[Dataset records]
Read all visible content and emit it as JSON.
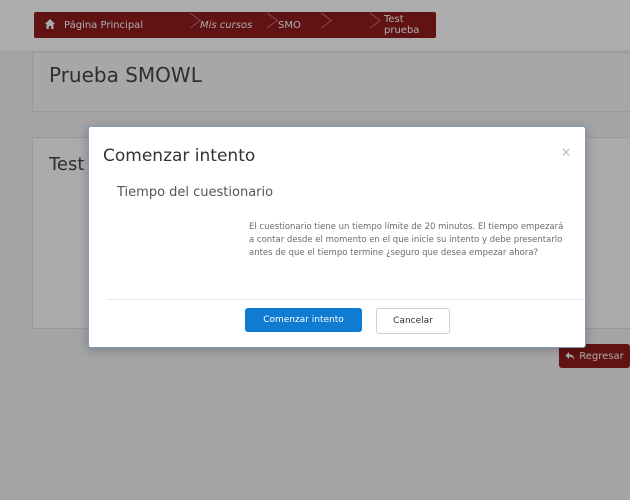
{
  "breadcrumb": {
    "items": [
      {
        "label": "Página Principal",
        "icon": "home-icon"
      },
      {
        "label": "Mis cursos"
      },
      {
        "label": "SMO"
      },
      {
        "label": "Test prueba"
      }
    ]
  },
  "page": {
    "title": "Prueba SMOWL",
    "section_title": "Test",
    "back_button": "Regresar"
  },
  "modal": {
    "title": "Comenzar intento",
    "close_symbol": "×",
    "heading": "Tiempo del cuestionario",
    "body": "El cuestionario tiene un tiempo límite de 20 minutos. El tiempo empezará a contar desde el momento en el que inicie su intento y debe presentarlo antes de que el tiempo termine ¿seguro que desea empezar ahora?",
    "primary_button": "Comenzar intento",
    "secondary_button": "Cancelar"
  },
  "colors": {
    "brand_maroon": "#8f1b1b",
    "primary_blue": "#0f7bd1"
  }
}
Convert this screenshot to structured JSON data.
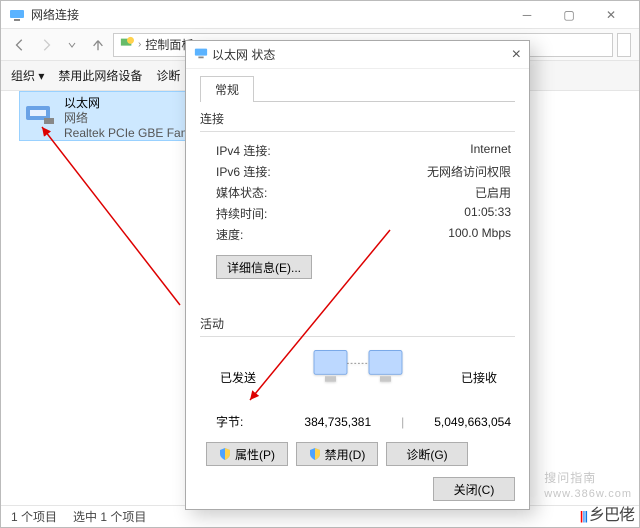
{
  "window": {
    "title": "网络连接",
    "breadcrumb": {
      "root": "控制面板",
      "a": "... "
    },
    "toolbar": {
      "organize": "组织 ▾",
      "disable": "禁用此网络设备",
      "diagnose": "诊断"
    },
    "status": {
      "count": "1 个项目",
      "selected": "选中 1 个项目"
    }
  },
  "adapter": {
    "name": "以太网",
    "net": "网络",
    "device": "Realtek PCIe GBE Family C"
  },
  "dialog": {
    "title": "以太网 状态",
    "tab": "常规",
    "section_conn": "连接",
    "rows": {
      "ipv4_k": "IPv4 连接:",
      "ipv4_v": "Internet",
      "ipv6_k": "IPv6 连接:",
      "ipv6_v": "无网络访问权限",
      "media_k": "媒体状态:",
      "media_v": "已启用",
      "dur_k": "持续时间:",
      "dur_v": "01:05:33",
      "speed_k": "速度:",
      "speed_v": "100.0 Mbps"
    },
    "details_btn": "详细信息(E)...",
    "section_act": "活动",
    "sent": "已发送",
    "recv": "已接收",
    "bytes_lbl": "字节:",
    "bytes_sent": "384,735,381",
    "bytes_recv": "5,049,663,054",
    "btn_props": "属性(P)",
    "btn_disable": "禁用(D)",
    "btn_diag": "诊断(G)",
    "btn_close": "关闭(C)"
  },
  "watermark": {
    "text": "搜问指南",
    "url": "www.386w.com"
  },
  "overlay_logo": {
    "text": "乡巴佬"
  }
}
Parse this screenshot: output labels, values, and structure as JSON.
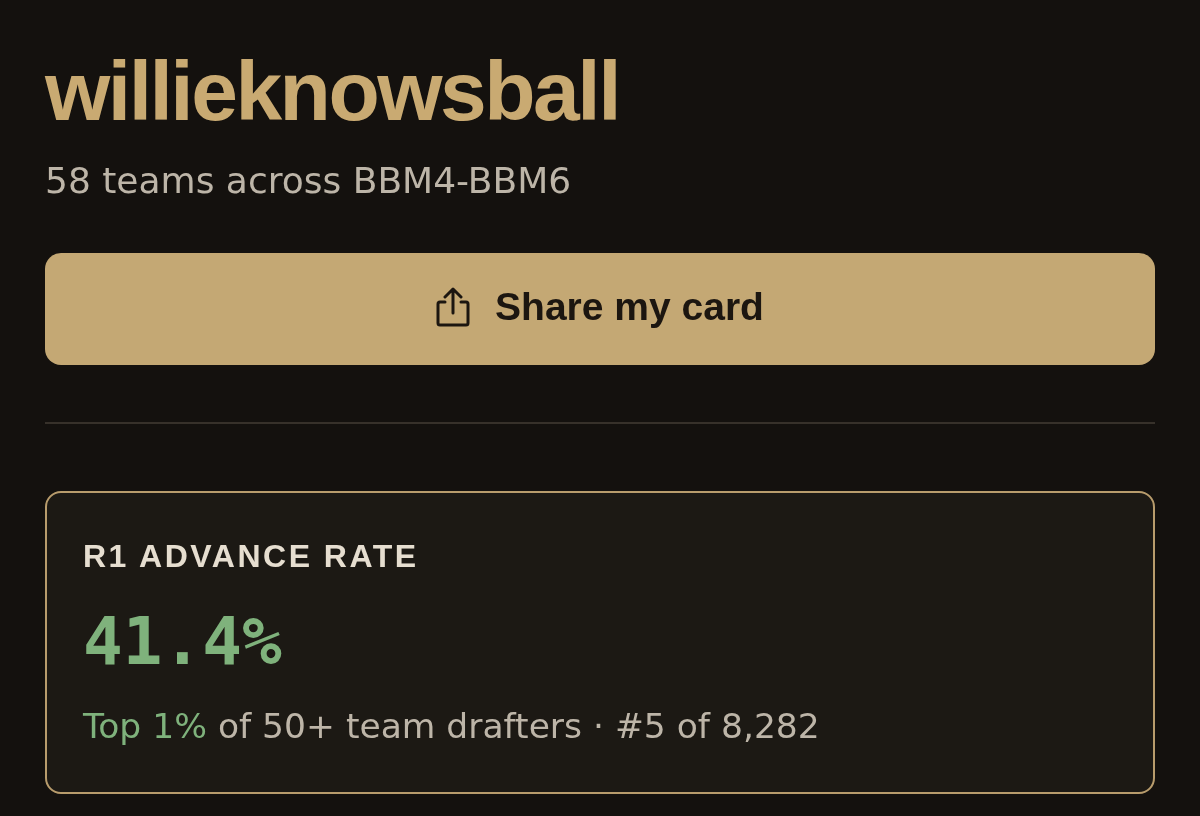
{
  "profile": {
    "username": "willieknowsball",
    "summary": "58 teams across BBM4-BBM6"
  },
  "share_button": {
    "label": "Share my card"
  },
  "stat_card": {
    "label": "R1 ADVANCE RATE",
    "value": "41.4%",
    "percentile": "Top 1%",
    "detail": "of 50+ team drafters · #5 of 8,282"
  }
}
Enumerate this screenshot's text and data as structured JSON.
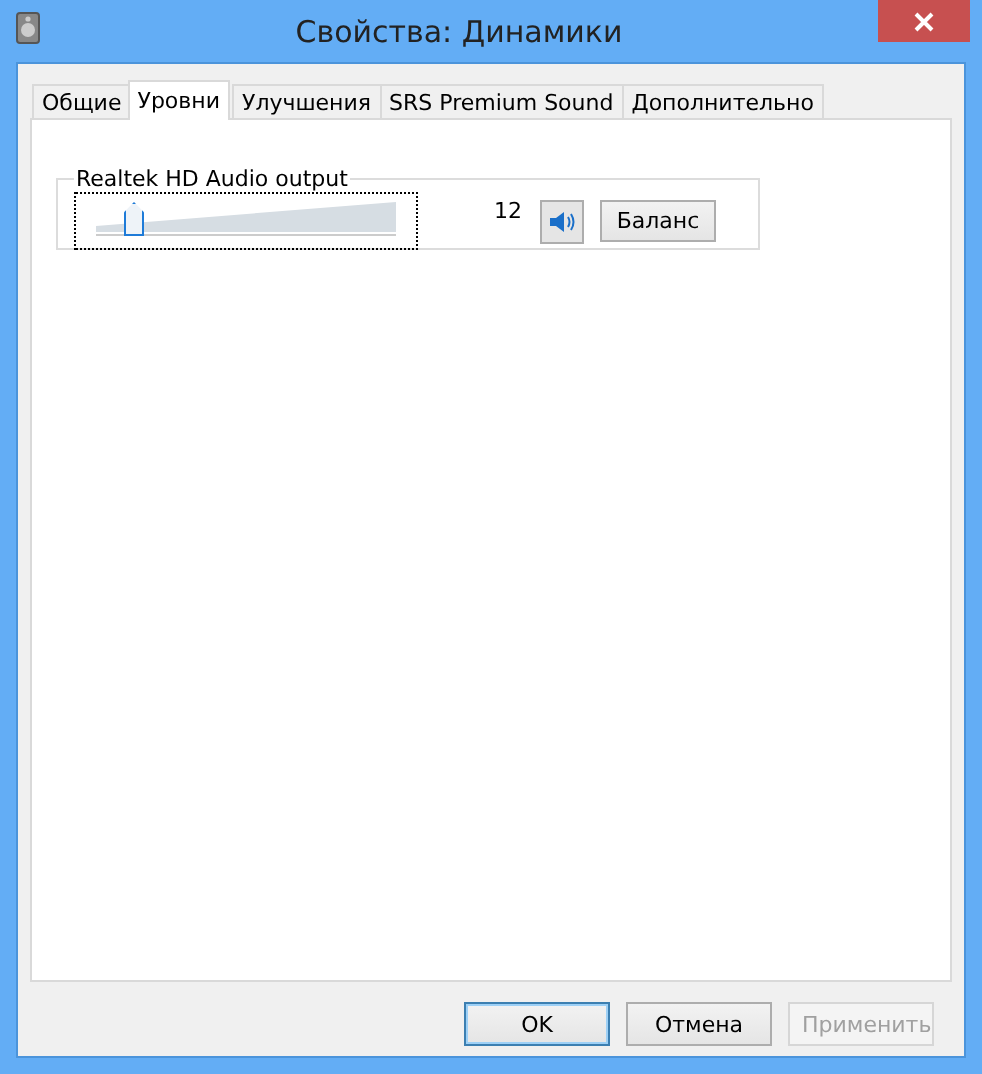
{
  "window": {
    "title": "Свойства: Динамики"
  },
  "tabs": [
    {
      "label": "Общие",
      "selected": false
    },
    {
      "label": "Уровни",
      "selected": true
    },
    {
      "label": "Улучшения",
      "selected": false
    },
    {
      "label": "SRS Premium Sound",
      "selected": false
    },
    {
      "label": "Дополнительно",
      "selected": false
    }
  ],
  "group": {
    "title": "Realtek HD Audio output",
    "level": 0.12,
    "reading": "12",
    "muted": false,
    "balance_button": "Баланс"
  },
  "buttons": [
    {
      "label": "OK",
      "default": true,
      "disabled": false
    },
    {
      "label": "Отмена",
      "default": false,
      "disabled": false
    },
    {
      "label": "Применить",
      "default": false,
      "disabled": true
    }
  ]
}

### Set problem
Omitting all images, print the listing exactly.

### Answer to this exercise
Read all visible content and emit it as JSON.
{
  "breadcrumb": {
    "items": [
      {
        "label": "Página Principal",
        "icon": "home-icon"
      },
      {
        "label": "Mis cursos"
      },
      {
        "label": "SMO"
      },
      {
        "label": "Test prueba"
      }
    ]
  },
  "page": {
    "title": "Prueba SMOWL",
    "section_title": "Test",
    "back_button": "Regresar"
  },
  "modal": {
    "title": "Comenzar intento",
    "close_symbol": "×",
    "heading": "Tiempo del cuestionario",
    "body": "El cuestionario tiene un tiempo límite de 20 minutos. El tiempo empezará a contar desde el momento en el que inicie su intento y debe presentarlo antes de que el tiempo termine ¿seguro que desea empezar ahora?",
    "primary_button": "Comenzar intento",
    "secondary_button": "Cancelar"
  },
  "colors": {
    "brand_maroon": "#8f1b1b",
    "primary_blue": "#0f7bd1"
  }
}
Convert this screenshot to structured JSON data.
{
  "window": {
    "title": "网络连接",
    "breadcrumb": {
      "root": "控制面板",
      "a": "... "
    },
    "toolbar": {
      "organize": "组织 ▾",
      "disable": "禁用此网络设备",
      "diagnose": "诊断"
    },
    "status": {
      "count": "1 个项目",
      "selected": "选中 1 个项目"
    }
  },
  "adapter": {
    "name": "以太网",
    "net": "网络",
    "device": "Realtek PCIe GBE Family C"
  },
  "dialog": {
    "title": "以太网 状态",
    "tab": "常规",
    "section_conn": "连接",
    "rows": {
      "ipv4_k": "IPv4 连接:",
      "ipv4_v": "Internet",
      "ipv6_k": "IPv6 连接:",
      "ipv6_v": "无网络访问权限",
      "media_k": "媒体状态:",
      "media_v": "已启用",
      "dur_k": "持续时间:",
      "dur_v": "01:05:33",
      "speed_k": "速度:",
      "speed_v": "100.0 Mbps"
    },
    "details_btn": "详细信息(E)...",
    "section_act": "活动",
    "sent": "已发送",
    "recv": "已接收",
    "bytes_lbl": "字节:",
    "bytes_sent": "384,735,381",
    "bytes_recv": "5,049,663,054",
    "btn_props": "属性(P)",
    "btn_disable": "禁用(D)",
    "btn_diag": "诊断(G)",
    "btn_close": "关闭(C)"
  },
  "watermark": {
    "text": "搜问指南",
    "url": "www.386w.com"
  },
  "overlay_logo": {
    "text": "乡巴佬"
  }
}
Parse this screenshot: output labels, values, and structure as JSON.
{
  "profile": {
    "username": "willieknowsball",
    "summary": "58 teams across BBM4-BBM6"
  },
  "share_button": {
    "label": "Share my card"
  },
  "stat_card": {
    "label": "R1 ADVANCE RATE",
    "value": "41.4%",
    "percentile": "Top 1%",
    "detail": "of 50+ team drafters · #5 of 8,282"
  }
}
Enumerate this screenshot's text and data as structured JSON.
{
  "window": {
    "title": "Свойства: Динамики"
  },
  "tabs": [
    {
      "label": "Общие",
      "selected": false
    },
    {
      "label": "Уровни",
      "selected": true
    },
    {
      "label": "Улучшения",
      "selected": false
    },
    {
      "label": "SRS Premium Sound",
      "selected": false
    },
    {
      "label": "Дополнительно",
      "selected": false
    }
  ],
  "group": {
    "title": "Realtek HD Audio output",
    "level": 0.12,
    "reading": "12",
    "muted": false,
    "balance_button": "Баланс"
  },
  "buttons": [
    {
      "label": "OK",
      "default": true,
      "disabled": false
    },
    {
      "label": "Отмена",
      "default": false,
      "disabled": false
    },
    {
      "label": "Применить",
      "default": false,
      "disabled": true
    }
  ]
}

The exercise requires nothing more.